--- BEGIN Provided records ---
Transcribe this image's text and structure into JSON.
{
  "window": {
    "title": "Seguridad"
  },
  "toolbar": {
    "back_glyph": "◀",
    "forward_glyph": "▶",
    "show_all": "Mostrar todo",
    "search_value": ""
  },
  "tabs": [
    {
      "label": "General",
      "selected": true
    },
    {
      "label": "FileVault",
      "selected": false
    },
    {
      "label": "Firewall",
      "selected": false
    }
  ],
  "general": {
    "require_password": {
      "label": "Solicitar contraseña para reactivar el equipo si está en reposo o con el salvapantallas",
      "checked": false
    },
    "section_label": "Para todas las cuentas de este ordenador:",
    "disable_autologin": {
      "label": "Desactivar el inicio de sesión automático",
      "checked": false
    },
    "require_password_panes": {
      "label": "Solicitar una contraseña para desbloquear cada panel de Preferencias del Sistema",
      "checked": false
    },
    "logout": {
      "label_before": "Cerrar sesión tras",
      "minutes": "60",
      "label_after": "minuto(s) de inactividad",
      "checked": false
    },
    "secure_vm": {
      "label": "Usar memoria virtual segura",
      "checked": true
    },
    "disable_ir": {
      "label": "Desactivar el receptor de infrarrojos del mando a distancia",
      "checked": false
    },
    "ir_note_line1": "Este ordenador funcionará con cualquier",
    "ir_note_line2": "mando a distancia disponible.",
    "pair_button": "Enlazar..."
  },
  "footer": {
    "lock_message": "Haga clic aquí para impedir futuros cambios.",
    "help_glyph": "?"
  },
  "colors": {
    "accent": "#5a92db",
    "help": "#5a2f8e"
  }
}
--- END Provided records ---
◆ **To be done**: Your task is to output all of the data above word for word.

◆ **Complete answer**:
Transcribe this image's text and structure into JSON.
{
  "window": {
    "title": "Seguridad"
  },
  "toolbar": {
    "back_glyph": "◀",
    "forward_glyph": "▶",
    "show_all": "Mostrar todo",
    "search_value": ""
  },
  "tabs": [
    {
      "label": "General",
      "selected": true
    },
    {
      "label": "FileVault",
      "selected": false
    },
    {
      "label": "Firewall",
      "selected": false
    }
  ],
  "general": {
    "require_password": {
      "label": "Solicitar contraseña para reactivar el equipo si está en reposo o con el salvapantallas",
      "checked": false
    },
    "section_label": "Para todas las cuentas de este ordenador:",
    "disable_autologin": {
      "label": "Desactivar el inicio de sesión automático",
      "checked": false
    },
    "require_password_panes": {
      "label": "Solicitar una contraseña para desbloquear cada panel de Preferencias del Sistema",
      "checked": false
    },
    "logout": {
      "label_before": "Cerrar sesión tras",
      "minutes": "60",
      "label_after": "minuto(s) de inactividad",
      "checked": false
    },
    "secure_vm": {
      "label": "Usar memoria virtual segura",
      "checked": true
    },
    "disable_ir": {
      "label": "Desactivar el receptor de infrarrojos del mando a distancia",
      "checked": false
    },
    "ir_note_line1": "Este ordenador funcionará con cualquier",
    "ir_note_line2": "mando a distancia disponible.",
    "pair_button": "Enlazar..."
  },
  "footer": {
    "lock_message": "Haga clic aquí para impedir futuros cambios.",
    "help_glyph": "?"
  },
  "colors": {
    "accent": "#5a92db",
    "help": "#5a2f8e"
  }
}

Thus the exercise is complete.